### What the task asks
All of the records listed below should be retyped exactly.

Extracts from a graphics dataset:
::::::::
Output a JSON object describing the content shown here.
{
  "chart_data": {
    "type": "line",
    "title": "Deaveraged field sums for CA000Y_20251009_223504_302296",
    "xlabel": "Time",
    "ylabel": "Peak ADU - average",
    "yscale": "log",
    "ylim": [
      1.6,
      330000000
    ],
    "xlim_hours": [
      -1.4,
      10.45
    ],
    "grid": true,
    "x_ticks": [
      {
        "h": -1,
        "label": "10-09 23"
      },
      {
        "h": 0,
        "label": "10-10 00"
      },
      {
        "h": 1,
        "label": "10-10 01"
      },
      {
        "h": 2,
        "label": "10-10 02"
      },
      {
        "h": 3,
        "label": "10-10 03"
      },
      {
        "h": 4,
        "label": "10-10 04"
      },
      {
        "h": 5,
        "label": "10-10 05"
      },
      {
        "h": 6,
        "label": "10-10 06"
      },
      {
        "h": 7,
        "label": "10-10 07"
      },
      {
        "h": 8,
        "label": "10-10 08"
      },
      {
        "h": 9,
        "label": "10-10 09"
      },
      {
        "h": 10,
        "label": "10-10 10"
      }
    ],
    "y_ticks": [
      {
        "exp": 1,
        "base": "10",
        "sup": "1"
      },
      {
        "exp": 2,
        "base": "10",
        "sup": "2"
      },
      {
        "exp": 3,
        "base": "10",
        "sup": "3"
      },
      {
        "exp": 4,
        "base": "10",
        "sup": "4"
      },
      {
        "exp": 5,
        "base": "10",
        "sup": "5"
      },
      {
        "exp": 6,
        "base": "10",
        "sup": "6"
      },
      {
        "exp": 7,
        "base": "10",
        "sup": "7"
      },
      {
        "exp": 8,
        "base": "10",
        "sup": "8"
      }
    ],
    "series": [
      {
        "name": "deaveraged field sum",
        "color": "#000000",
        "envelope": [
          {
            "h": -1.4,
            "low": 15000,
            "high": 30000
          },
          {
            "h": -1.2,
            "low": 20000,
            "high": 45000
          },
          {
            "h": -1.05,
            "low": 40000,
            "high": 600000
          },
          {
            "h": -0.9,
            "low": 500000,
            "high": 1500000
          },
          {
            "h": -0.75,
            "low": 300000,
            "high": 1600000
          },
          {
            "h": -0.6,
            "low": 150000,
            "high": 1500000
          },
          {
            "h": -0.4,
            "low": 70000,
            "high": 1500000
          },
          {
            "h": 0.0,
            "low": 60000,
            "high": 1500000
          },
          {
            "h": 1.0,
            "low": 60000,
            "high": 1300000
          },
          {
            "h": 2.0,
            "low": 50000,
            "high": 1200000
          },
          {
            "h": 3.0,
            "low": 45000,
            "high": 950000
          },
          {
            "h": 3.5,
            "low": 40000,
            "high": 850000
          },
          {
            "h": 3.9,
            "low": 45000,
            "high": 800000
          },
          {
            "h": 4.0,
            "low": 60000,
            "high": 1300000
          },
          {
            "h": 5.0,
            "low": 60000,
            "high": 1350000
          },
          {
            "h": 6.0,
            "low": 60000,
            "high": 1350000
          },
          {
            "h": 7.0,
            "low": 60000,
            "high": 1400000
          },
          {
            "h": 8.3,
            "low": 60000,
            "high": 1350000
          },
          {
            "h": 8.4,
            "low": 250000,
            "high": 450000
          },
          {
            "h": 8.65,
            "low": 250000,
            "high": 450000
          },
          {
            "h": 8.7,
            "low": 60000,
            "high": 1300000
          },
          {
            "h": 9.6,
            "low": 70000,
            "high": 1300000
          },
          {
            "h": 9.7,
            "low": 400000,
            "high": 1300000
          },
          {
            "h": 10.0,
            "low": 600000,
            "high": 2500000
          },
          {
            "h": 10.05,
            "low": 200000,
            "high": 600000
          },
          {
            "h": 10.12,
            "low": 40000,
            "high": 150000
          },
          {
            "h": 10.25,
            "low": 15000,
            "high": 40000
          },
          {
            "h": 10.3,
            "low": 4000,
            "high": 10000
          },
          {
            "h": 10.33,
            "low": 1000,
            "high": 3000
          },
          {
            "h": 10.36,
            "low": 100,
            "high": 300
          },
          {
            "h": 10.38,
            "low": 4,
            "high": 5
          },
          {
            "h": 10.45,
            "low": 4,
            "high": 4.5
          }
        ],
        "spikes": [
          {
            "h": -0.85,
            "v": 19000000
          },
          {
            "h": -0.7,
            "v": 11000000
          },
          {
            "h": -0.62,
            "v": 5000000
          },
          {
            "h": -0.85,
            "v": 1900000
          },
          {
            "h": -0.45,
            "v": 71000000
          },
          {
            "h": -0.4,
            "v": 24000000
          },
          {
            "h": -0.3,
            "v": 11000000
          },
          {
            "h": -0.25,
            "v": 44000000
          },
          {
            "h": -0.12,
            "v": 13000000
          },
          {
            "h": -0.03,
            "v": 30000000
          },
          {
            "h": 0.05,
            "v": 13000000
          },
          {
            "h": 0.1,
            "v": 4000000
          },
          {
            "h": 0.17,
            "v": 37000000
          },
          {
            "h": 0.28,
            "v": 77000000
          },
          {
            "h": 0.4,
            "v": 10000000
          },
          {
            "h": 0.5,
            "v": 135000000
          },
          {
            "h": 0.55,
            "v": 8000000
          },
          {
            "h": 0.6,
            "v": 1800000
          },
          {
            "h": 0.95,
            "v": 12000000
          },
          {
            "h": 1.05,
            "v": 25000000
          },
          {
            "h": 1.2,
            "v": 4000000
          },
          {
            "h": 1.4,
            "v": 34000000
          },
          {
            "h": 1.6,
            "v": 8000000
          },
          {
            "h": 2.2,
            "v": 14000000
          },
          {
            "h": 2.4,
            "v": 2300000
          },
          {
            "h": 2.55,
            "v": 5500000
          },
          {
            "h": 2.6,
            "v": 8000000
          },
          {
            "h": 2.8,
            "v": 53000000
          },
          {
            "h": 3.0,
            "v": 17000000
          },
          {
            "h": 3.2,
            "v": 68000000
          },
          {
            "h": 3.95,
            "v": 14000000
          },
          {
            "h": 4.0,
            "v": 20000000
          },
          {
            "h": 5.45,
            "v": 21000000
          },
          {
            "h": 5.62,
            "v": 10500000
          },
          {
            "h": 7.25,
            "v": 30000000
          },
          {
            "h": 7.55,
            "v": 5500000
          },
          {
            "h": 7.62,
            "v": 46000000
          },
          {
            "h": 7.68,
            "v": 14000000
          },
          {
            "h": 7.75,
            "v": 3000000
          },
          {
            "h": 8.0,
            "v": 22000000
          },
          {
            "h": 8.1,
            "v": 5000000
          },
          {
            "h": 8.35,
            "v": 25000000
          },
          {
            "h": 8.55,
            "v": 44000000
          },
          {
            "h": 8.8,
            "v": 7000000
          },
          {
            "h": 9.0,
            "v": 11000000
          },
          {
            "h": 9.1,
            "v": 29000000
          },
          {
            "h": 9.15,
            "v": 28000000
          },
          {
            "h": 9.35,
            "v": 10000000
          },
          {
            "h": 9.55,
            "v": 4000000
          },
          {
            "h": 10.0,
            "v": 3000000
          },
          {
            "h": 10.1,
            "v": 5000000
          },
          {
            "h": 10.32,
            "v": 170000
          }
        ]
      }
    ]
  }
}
::::::::
### In response
Output a JSON object describing the content shown here.
{
  "chart_data": {
    "type": "line",
    "title": "Deaveraged field sums for CA000Y_20251009_223504_302296",
    "xlabel": "Time",
    "ylabel": "Peak ADU - average",
    "yscale": "log",
    "ylim": [
      1.6,
      330000000
    ],
    "xlim_hours": [
      -1.4,
      10.45
    ],
    "grid": true,
    "x_ticks": [
      {
        "h": -1,
        "label": "10-09 23"
      },
      {
        "h": 0,
        "label": "10-10 00"
      },
      {
        "h": 1,
        "label": "10-10 01"
      },
      {
        "h": 2,
        "label": "10-10 02"
      },
      {
        "h": 3,
        "label": "10-10 03"
      },
      {
        "h": 4,
        "label": "10-10 04"
      },
      {
        "h": 5,
        "label": "10-10 05"
      },
      {
        "h": 6,
        "label": "10-10 06"
      },
      {
        "h": 7,
        "label": "10-10 07"
      },
      {
        "h": 8,
        "label": "10-10 08"
      },
      {
        "h": 9,
        "label": "10-10 09"
      },
      {
        "h": 10,
        "label": "10-10 10"
      }
    ],
    "y_ticks": [
      {
        "exp": 1,
        "base": "10",
        "sup": "1"
      },
      {
        "exp": 2,
        "base": "10",
        "sup": "2"
      },
      {
        "exp": 3,
        "base": "10",
        "sup": "3"
      },
      {
        "exp": 4,
        "base": "10",
        "sup": "4"
      },
      {
        "exp": 5,
        "base": "10",
        "sup": "5"
      },
      {
        "exp": 6,
        "base": "10",
        "sup": "6"
      },
      {
        "exp": 7,
        "base": "10",
        "sup": "7"
      },
      {
        "exp": 8,
        "base": "10",
        "sup": "8"
      }
    ],
    "series": [
      {
        "name": "deaveraged field sum",
        "color": "#000000",
        "envelope": [
          {
            "h": -1.4,
            "low": 15000,
            "high": 30000
          },
          {
            "h": -1.2,
            "low": 20000,
            "high": 45000
          },
          {
            "h": -1.05,
            "low": 40000,
            "high": 600000
          },
          {
            "h": -0.9,
            "low": 500000,
            "high": 1500000
          },
          {
            "h": -0.75,
            "low": 300000,
            "high": 1600000
          },
          {
            "h": -0.6,
            "low": 150000,
            "high": 1500000
          },
          {
            "h": -0.4,
            "low": 70000,
            "high": 1500000
          },
          {
            "h": 0.0,
            "low": 60000,
            "high": 1500000
          },
          {
            "h": 1.0,
            "low": 60000,
            "high": 1300000
          },
          {
            "h": 2.0,
            "low": 50000,
            "high": 1200000
          },
          {
            "h": 3.0,
            "low": 45000,
            "high": 950000
          },
          {
            "h": 3.5,
            "low": 40000,
            "high": 850000
          },
          {
            "h": 3.9,
            "low": 45000,
            "high": 800000
          },
          {
            "h": 4.0,
            "low": 60000,
            "high": 1300000
          },
          {
            "h": 5.0,
            "low": 60000,
            "high": 1350000
          },
          {
            "h": 6.0,
            "low": 60000,
            "high": 1350000
          },
          {
            "h": 7.0,
            "low": 60000,
            "high": 1400000
          },
          {
            "h": 8.3,
            "low": 60000,
            "high": 1350000
          },
          {
            "h": 8.4,
            "low": 250000,
            "high": 450000
          },
          {
            "h": 8.65,
            "low": 250000,
            "high": 450000
          },
          {
            "h": 8.7,
            "low": 60000,
            "high": 1300000
          },
          {
            "h": 9.6,
            "low": 70000,
            "high": 1300000
          },
          {
            "h": 9.7,
            "low": 400000,
            "high": 1300000
          },
          {
            "h": 10.0,
            "low": 600000,
            "high": 2500000
          },
          {
            "h": 10.05,
            "low": 200000,
            "high": 600000
          },
          {
            "h": 10.12,
            "low": 40000,
            "high": 150000
          },
          {
            "h": 10.25,
            "low": 15000,
            "high": 40000
          },
          {
            "h": 10.3,
            "low": 4000,
            "high": 10000
          },
          {
            "h": 10.33,
            "low": 1000,
            "high": 3000
          },
          {
            "h": 10.36,
            "low": 100,
            "high": 300
          },
          {
            "h": 10.38,
            "low": 4,
            "high": 5
          },
          {
            "h": 10.45,
            "low": 4,
            "high": 4.5
          }
        ],
        "spikes": [
          {
            "h": -0.85,
            "v": 19000000
          },
          {
            "h": -0.7,
            "v": 11000000
          },
          {
            "h": -0.62,
            "v": 5000000
          },
          {
            "h": -0.85,
            "v": 1900000
          },
          {
            "h": -0.45,
            "v": 71000000
          },
          {
            "h": -0.4,
            "v": 24000000
          },
          {
            "h": -0.3,
            "v": 11000000
          },
          {
            "h": -0.25,
            "v": 44000000
          },
          {
            "h": -0.12,
            "v": 13000000
          },
          {
            "h": -0.03,
            "v": 30000000
          },
          {
            "h": 0.05,
            "v": 13000000
          },
          {
            "h": 0.1,
            "v": 4000000
          },
          {
            "h": 0.17,
            "v": 37000000
          },
          {
            "h": 0.28,
            "v": 77000000
          },
          {
            "h": 0.4,
            "v": 10000000
          },
          {
            "h": 0.5,
            "v": 135000000
          },
          {
            "h": 0.55,
            "v": 8000000
          },
          {
            "h": 0.6,
            "v": 1800000
          },
          {
            "h": 0.95,
            "v": 12000000
          },
          {
            "h": 1.05,
            "v": 25000000
          },
          {
            "h": 1.2,
            "v": 4000000
          },
          {
            "h": 1.4,
            "v": 34000000
          },
          {
            "h": 1.6,
            "v": 8000000
          },
          {
            "h": 2.2,
            "v": 14000000
          },
          {
            "h": 2.4,
            "v": 2300000
          },
          {
            "h": 2.55,
            "v": 5500000
          },
          {
            "h": 2.6,
            "v": 8000000
          },
          {
            "h": 2.8,
            "v": 53000000
          },
          {
            "h": 3.0,
            "v": 17000000
          },
          {
            "h": 3.2,
            "v": 68000000
          },
          {
            "h": 3.95,
            "v": 14000000
          },
          {
            "h": 4.0,
            "v": 20000000
          },
          {
            "h": 5.45,
            "v": 21000000
          },
          {
            "h": 5.62,
            "v": 10500000
          },
          {
            "h": 7.25,
            "v": 30000000
          },
          {
            "h": 7.55,
            "v": 5500000
          },
          {
            "h": 7.62,
            "v": 46000000
          },
          {
            "h": 7.68,
            "v": 14000000
          },
          {
            "h": 7.75,
            "v": 3000000
          },
          {
            "h": 8.0,
            "v": 22000000
          },
          {
            "h": 8.1,
            "v": 5000000
          },
          {
            "h": 8.35,
            "v": 25000000
          },
          {
            "h": 8.55,
            "v": 44000000
          },
          {
            "h": 8.8,
            "v": 7000000
          },
          {
            "h": 9.0,
            "v": 11000000
          },
          {
            "h": 9.1,
            "v": 29000000
          },
          {
            "h": 9.15,
            "v": 28000000
          },
          {
            "h": 9.35,
            "v": 10000000
          },
          {
            "h": 9.55,
            "v": 4000000
          },
          {
            "h": 10.0,
            "v": 3000000
          },
          {
            "h": 10.1,
            "v": 5000000
          },
          {
            "h": 10.32,
            "v": 170000
          }
        ]
      }
    ]
  }
}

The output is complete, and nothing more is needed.